**What to produce**
Print every entry exactly as written.

%%

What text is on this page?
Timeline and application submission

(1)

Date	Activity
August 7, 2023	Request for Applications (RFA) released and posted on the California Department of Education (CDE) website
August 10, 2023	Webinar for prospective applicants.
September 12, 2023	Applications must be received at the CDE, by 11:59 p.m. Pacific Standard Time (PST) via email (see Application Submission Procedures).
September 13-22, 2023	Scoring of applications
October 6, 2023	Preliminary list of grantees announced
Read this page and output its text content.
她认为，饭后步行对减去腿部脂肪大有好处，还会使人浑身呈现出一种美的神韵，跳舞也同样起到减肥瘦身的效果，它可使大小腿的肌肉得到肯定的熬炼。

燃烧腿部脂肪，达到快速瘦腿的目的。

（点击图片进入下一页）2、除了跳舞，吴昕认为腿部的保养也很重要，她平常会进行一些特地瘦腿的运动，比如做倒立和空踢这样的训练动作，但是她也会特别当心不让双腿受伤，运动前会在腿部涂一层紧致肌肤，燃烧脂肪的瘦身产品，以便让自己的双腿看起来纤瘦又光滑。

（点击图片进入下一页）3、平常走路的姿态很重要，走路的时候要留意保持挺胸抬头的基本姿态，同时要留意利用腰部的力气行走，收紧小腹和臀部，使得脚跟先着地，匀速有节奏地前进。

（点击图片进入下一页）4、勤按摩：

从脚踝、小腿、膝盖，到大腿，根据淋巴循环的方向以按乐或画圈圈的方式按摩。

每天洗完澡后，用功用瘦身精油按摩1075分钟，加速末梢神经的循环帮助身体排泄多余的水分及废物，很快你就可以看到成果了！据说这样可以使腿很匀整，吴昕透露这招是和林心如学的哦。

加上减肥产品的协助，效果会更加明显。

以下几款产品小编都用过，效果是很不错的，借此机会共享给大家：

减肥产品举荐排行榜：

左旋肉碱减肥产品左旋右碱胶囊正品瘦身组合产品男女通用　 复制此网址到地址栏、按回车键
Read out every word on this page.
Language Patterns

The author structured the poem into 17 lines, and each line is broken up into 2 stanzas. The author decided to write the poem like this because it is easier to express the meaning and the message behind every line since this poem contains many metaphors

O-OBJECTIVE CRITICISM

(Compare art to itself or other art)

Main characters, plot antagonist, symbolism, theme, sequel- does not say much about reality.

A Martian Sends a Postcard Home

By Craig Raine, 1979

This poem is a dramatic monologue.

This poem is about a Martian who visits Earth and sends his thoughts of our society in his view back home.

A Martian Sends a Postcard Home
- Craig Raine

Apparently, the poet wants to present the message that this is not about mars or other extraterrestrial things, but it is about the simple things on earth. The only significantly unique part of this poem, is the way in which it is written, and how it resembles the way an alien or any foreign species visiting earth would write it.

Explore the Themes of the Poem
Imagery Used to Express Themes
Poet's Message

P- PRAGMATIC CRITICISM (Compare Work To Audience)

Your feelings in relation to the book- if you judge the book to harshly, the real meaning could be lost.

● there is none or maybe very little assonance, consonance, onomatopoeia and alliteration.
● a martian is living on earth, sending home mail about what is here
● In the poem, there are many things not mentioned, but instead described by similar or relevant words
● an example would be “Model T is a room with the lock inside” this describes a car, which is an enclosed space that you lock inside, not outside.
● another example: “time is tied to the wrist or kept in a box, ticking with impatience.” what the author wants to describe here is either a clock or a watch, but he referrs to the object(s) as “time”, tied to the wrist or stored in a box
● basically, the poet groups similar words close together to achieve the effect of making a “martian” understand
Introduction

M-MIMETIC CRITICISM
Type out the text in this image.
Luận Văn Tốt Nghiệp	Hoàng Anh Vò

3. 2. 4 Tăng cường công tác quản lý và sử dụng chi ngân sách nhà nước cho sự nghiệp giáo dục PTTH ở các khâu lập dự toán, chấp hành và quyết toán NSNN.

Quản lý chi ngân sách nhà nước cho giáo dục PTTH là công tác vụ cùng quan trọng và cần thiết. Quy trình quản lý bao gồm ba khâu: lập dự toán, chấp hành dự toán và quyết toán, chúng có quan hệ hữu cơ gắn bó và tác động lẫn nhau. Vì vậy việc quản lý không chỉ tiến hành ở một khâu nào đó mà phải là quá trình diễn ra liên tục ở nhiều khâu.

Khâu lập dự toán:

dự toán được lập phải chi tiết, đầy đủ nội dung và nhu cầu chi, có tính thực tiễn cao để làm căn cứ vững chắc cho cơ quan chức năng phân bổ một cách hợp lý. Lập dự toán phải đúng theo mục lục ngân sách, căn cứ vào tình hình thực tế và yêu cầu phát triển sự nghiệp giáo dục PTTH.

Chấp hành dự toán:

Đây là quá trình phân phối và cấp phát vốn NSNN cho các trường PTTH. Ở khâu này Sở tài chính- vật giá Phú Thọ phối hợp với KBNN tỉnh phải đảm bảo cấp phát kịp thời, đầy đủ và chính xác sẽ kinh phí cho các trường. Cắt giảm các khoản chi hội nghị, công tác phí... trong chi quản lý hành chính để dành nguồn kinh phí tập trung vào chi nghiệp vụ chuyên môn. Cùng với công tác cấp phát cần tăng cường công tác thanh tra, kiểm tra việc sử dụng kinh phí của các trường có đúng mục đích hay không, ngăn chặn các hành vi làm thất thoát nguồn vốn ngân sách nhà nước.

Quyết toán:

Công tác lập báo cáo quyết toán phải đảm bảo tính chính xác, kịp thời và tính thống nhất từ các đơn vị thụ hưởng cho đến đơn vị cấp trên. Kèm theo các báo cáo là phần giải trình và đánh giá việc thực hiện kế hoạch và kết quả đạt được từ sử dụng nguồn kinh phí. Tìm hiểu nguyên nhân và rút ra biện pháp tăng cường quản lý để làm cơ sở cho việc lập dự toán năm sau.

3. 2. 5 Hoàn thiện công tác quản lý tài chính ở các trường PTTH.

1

%%

**Full output**
What text is on this page?
Timeline and application submission

(1)

Date	Activity
August 7, 2023	Request for Applications (RFA) released and posted on the California Department of Education (CDE) website
August 10, 2023	Webinar for prospective applicants.
September 12, 2023	Applications must be received at the CDE, by 11:59 p.m. Pacific Standard Time (PST) via email (see Application Submission Procedures).
September 13-22, 2023	Scoring of applications
October 6, 2023	Preliminary list of grantees announced
Read this page and output its text content.
她认为，饭后步行对减去腿部脂肪大有好处，还会使人浑身呈现出一种美的神韵，跳舞也同样起到减肥瘦身的效果，它可使大小腿的肌肉得到肯定的熬炼。

燃烧腿部脂肪，达到快速瘦腿的目的。

（点击图片进入下一页）2、除了跳舞，吴昕认为腿部的保养也很重要，她平常会进行一些特地瘦腿的运动，比如做倒立和空踢这样的训练动作，但是她也会特别当心不让双腿受伤，运动前会在腿部涂一层紧致肌肤，燃烧脂肪的瘦身产品，以便让自己的双腿看起来纤瘦又光滑。

（点击图片进入下一页）3、平常走路的姿态很重要，走路的时候要留意保持挺胸抬头的基本姿态，同时要留意利用腰部的力气行走，收紧小腹和臀部，使得脚跟先着地，匀速有节奏地前进。

（点击图片进入下一页）4、勤按摩：

从脚踝、小腿、膝盖，到大腿，根据淋巴循环的方向以按乐或画圈圈的方式按摩。

每天洗完澡后，用功用瘦身精油按摩1075分钟，加速末梢神经的循环帮助身体排泄多余的水分及废物，很快你就可以看到成果了！据说这样可以使腿很匀整，吴昕透露这招是和林心如学的哦。

加上减肥产品的协助，效果会更加明显。

以下几款产品小编都用过，效果是很不错的，借此机会共享给大家：

减肥产品举荐排行榜：

左旋肉碱减肥产品左旋右碱胶囊正品瘦身组合产品男女通用　 复制此网址到地址栏、按回车键
Read out every word on this page.
Language Patterns

The author structured the poem into 17 lines, and each line is broken up into 2 stanzas. The author decided to write the poem like this because it is easier to express the meaning and the message behind every line since this poem contains many metaphors

O-OBJECTIVE CRITICISM

(Compare art to itself or other art)

Main characters, plot antagonist, symbolism, theme, sequel- does not say much about reality.

A Martian Sends a Postcard Home

By Craig Raine, 1979

This poem is a dramatic monologue.

This poem is about a Martian who visits Earth and sends his thoughts of our society in his view back home.

A Martian Sends a Postcard Home
- Craig Raine

Apparently, the poet wants to present the message that this is not about mars or other extraterrestrial things, but it is about the simple things on earth. The only significantly unique part of this poem, is the way in which it is written, and how it resembles the way an alien or any foreign species visiting earth would write it.

Explore the Themes of the Poem
Imagery Used to Express Themes
Poet's Message

P- PRAGMATIC CRITICISM (Compare Work To Audience)

Your feelings in relation to the book- if you judge the book to harshly, the real meaning could be lost.

● there is none or maybe very little assonance, consonance, onomatopoeia and alliteration.
● a martian is living on earth, sending home mail about what is here
● In the poem, there are many things not mentioned, but instead described by similar or relevant words
● an example would be “Model T is a room with the lock inside” this describes a car, which is an enclosed space that you lock inside, not outside.
● another example: “time is tied to the wrist or kept in a box, ticking with impatience.” what the author wants to describe here is either a clock or a watch, but he referrs to the object(s) as “time”, tied to the wrist or stored in a box
● basically, the poet groups similar words close together to achieve the effect of making a “martian” understand
Introduction

M-MIMETIC CRITICISM
Type out the text in this image.
Luận Văn Tốt Nghiệp	Hoàng Anh Vò

3. 2. 4 Tăng cường công tác quản lý và sử dụng chi ngân sách nhà nước cho sự nghiệp giáo dục PTTH ở các khâu lập dự toán, chấp hành và quyết toán NSNN.

Quản lý chi ngân sách nhà nước cho giáo dục PTTH là công tác vụ cùng quan trọng và cần thiết. Quy trình quản lý bao gồm ba khâu: lập dự toán, chấp hành dự toán và quyết toán, chúng có quan hệ hữu cơ gắn bó và tác động lẫn nhau. Vì vậy việc quản lý không chỉ tiến hành ở một khâu nào đó mà phải là quá trình diễn ra liên tục ở nhiều khâu.

Khâu lập dự toán:

dự toán được lập phải chi tiết, đầy đủ nội dung và nhu cầu chi, có tính thực tiễn cao để làm căn cứ vững chắc cho cơ quan chức năng phân bổ một cách hợp lý. Lập dự toán phải đúng theo mục lục ngân sách, căn cứ vào tình hình thực tế và yêu cầu phát triển sự nghiệp giáo dục PTTH.

Chấp hành dự toán:

Đây là quá trình phân phối và cấp phát vốn NSNN cho các trường PTTH. Ở khâu này Sở tài chính- vật giá Phú Thọ phối hợp với KBNN tỉnh phải đảm bảo cấp phát kịp thời, đầy đủ và chính xác sẽ kinh phí cho các trường. Cắt giảm các khoản chi hội nghị, công tác phí... trong chi quản lý hành chính để dành nguồn kinh phí tập trung vào chi nghiệp vụ chuyên môn. Cùng với công tác cấp phát cần tăng cường công tác thanh tra, kiểm tra việc sử dụng kinh phí của các trường có đúng mục đích hay không, ngăn chặn các hành vi làm thất thoát nguồn vốn ngân sách nhà nước.

Quyết toán:

Công tác lập báo cáo quyết toán phải đảm bảo tính chính xác, kịp thời và tính thống nhất từ các đơn vị thụ hưởng cho đến đơn vị cấp trên. Kèm theo các báo cáo là phần giải trình và đánh giá việc thực hiện kế hoạch và kết quả đạt được từ sử dụng nguồn kinh phí. Tìm hiểu nguyên nhân và rút ra biện pháp tăng cường quản lý để làm cơ sở cho việc lập dự toán năm sau.

3. 2. 5 Hoàn thiện công tác quản lý tài chính ở các trường PTTH.

1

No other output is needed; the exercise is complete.